-- Given problem --
Give back exactly the lines running from the line with "Read this page and output its text content." to the end of the entries, and only those lines.

(Stored entries)

○ ○ ○ ○ ○

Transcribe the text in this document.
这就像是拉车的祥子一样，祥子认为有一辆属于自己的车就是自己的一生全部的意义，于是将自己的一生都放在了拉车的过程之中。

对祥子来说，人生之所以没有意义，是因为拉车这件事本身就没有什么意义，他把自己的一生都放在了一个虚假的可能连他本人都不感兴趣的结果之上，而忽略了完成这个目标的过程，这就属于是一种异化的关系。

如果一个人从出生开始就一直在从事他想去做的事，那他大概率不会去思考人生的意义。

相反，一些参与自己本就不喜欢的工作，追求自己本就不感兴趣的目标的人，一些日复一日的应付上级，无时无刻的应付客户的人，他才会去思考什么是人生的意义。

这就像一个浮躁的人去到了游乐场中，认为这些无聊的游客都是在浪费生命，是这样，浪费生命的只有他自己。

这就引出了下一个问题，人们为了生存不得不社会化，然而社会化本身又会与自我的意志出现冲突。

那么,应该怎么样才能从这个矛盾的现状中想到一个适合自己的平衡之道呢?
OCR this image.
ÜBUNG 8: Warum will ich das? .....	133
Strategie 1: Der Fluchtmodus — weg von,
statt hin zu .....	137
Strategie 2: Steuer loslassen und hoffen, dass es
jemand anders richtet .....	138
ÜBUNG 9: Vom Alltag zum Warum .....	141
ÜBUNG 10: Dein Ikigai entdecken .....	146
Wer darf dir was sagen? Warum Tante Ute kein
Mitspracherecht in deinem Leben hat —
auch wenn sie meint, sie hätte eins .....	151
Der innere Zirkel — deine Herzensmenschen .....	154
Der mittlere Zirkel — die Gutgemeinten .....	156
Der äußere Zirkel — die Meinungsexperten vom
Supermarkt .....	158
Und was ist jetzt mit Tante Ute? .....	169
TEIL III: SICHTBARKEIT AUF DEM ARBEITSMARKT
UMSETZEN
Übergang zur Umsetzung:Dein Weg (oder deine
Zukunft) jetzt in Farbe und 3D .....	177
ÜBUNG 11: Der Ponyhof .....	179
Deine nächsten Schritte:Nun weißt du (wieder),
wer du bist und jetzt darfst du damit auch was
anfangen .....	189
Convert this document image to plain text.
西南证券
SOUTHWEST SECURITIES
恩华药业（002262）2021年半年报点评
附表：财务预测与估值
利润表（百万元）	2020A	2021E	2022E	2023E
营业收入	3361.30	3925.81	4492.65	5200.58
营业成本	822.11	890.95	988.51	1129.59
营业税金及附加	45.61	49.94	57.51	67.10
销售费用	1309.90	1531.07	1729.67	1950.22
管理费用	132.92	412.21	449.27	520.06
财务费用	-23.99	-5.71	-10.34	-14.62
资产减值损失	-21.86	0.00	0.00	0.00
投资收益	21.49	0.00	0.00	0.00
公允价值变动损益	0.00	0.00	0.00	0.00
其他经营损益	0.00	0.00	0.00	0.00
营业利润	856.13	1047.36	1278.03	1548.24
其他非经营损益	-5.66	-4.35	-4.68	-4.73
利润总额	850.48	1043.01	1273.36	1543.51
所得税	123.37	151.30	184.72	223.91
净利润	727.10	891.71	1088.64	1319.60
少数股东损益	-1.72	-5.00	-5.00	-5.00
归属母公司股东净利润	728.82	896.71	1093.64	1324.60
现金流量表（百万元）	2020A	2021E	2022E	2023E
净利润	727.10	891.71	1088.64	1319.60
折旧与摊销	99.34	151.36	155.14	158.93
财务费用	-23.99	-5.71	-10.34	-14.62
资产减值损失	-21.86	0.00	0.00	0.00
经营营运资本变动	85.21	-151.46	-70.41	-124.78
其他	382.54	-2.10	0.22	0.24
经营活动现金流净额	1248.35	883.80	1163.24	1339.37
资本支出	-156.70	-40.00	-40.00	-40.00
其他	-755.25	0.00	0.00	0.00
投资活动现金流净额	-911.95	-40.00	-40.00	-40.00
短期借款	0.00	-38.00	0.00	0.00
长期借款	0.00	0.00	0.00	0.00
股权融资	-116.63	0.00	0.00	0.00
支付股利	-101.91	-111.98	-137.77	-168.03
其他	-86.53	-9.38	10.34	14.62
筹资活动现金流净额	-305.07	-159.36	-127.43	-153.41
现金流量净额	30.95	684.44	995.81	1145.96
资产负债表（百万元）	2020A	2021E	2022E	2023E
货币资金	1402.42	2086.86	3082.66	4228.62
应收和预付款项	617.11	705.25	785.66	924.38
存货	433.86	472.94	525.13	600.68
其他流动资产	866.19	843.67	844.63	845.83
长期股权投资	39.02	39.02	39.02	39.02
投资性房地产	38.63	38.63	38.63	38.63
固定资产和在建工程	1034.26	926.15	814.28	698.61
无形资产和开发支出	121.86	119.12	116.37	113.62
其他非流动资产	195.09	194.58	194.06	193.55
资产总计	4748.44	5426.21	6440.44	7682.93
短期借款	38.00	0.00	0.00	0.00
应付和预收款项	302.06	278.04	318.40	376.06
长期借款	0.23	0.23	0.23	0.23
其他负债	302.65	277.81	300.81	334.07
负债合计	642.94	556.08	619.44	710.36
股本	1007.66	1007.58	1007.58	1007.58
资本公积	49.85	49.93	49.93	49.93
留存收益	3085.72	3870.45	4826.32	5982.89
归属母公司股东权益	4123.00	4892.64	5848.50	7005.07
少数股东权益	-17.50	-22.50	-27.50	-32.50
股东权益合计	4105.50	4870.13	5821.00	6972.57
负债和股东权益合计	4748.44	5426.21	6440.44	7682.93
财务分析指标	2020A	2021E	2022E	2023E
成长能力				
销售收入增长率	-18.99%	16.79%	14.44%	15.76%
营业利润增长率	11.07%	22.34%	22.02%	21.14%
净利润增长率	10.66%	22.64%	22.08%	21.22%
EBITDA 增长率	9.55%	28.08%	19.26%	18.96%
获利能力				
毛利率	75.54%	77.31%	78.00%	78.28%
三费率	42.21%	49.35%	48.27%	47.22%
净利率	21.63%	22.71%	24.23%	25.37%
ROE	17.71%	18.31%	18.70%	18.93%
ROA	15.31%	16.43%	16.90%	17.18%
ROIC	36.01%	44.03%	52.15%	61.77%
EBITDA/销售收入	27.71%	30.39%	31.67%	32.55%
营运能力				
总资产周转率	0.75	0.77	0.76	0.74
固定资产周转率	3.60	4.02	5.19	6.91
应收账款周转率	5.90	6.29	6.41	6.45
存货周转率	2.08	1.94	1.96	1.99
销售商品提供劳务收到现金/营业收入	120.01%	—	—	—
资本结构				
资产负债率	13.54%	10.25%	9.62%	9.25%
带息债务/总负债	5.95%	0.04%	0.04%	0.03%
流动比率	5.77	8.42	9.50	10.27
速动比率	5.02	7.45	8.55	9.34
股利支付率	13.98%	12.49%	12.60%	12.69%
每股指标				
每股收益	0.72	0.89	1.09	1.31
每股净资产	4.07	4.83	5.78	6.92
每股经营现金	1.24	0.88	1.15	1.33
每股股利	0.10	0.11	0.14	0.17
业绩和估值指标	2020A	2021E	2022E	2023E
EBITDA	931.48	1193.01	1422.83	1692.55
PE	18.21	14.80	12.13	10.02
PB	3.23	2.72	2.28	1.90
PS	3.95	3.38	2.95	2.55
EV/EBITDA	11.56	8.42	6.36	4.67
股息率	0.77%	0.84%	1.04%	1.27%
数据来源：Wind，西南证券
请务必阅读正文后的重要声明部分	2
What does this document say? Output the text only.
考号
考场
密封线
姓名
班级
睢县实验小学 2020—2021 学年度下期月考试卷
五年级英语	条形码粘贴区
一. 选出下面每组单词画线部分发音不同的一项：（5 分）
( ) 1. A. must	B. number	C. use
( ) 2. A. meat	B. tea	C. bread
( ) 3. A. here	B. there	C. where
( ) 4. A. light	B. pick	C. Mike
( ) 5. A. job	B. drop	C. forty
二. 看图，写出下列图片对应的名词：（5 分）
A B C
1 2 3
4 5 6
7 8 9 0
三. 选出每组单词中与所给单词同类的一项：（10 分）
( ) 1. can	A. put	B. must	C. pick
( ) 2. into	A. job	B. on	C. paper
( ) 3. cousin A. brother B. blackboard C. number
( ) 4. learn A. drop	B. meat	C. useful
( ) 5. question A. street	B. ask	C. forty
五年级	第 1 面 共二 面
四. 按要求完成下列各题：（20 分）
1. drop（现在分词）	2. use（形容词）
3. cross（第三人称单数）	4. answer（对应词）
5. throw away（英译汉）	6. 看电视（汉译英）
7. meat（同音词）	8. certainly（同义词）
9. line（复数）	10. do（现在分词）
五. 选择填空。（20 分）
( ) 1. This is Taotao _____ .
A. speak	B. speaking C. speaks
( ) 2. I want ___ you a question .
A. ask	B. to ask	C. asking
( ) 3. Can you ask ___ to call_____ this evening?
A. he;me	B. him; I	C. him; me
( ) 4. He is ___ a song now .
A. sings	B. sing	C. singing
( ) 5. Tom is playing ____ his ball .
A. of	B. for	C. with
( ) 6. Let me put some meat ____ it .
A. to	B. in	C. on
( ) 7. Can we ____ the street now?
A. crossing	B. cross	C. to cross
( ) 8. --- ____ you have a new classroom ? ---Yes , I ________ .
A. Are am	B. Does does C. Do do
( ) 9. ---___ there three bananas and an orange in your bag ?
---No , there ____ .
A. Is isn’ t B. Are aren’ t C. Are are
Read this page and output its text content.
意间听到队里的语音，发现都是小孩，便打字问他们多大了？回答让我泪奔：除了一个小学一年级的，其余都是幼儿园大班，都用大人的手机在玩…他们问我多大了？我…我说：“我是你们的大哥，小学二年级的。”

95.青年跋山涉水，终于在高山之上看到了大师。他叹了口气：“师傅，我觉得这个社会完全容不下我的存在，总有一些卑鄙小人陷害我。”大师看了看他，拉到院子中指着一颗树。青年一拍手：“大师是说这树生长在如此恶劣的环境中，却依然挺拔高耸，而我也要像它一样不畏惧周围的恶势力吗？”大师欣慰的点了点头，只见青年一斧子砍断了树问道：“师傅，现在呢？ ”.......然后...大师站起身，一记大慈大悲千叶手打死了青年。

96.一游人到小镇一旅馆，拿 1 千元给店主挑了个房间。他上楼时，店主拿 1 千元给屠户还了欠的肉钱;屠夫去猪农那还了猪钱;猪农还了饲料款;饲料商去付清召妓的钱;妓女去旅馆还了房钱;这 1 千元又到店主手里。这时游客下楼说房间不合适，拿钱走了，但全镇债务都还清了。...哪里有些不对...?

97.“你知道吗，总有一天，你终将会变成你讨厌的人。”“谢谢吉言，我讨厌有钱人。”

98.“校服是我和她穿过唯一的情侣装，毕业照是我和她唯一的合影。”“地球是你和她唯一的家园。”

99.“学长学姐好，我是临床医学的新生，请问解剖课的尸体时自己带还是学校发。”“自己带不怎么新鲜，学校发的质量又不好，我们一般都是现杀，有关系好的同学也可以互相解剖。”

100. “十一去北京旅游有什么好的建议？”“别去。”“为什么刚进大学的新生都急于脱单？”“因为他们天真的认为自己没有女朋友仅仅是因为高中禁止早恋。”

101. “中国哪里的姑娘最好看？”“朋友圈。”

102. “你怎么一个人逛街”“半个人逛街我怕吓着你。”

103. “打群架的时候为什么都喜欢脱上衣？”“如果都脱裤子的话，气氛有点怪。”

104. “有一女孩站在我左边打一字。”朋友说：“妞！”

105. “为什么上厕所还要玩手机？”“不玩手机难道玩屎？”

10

○ ○ ○ ○ ○

-- Result of this task --
Read this page and output its text content.
意间听到队里的语音，发现都是小孩，便打字问他们多大了？回答让我泪奔：除了一个小学一年级的，其余都是幼儿园大班，都用大人的手机在玩…他们问我多大了？我…我说：“我是你们的大哥，小学二年级的。”

95.青年跋山涉水，终于在高山之上看到了大师。他叹了口气：“师傅，我觉得这个社会完全容不下我的存在，总有一些卑鄙小人陷害我。”大师看了看他，拉到院子中指着一颗树。青年一拍手：“大师是说这树生长在如此恶劣的环境中，却依然挺拔高耸，而我也要像它一样不畏惧周围的恶势力吗？”大师欣慰的点了点头，只见青年一斧子砍断了树问道：“师傅，现在呢？ ”.......然后...大师站起身，一记大慈大悲千叶手打死了青年。

96.一游人到小镇一旅馆，拿 1 千元给店主挑了个房间。他上楼时，店主拿 1 千元给屠户还了欠的肉钱;屠夫去猪农那还了猪钱;猪农还了饲料款;饲料商去付清召妓的钱;妓女去旅馆还了房钱;这 1 千元又到店主手里。这时游客下楼说房间不合适，拿钱走了，但全镇债务都还清了。...哪里有些不对...?

97.“你知道吗，总有一天，你终将会变成你讨厌的人。”“谢谢吉言，我讨厌有钱人。”

98.“校服是我和她穿过唯一的情侣装，毕业照是我和她唯一的合影。”“地球是你和她唯一的家园。”

99.“学长学姐好，我是临床医学的新生，请问解剖课的尸体时自己带还是学校发。”“自己带不怎么新鲜，学校发的质量又不好，我们一般都是现杀，有关系好的同学也可以互相解剖。”

100. “十一去北京旅游有什么好的建议？”“别去。”“为什么刚进大学的新生都急于脱单？”“因为他们天真的认为自己没有女朋友仅仅是因为高中禁止早恋。”

101. “中国哪里的姑娘最好看？”“朋友圈。”

102. “你怎么一个人逛街”“半个人逛街我怕吓着你。”

103. “打群架的时候为什么都喜欢脱上衣？”“如果都脱裤子的话，气氛有点怪。”

104. “有一女孩站在我左边打一字。”朋友说：“妞！”

105. “为什么上厕所还要玩手机？”“不玩手机难道玩屎？”

10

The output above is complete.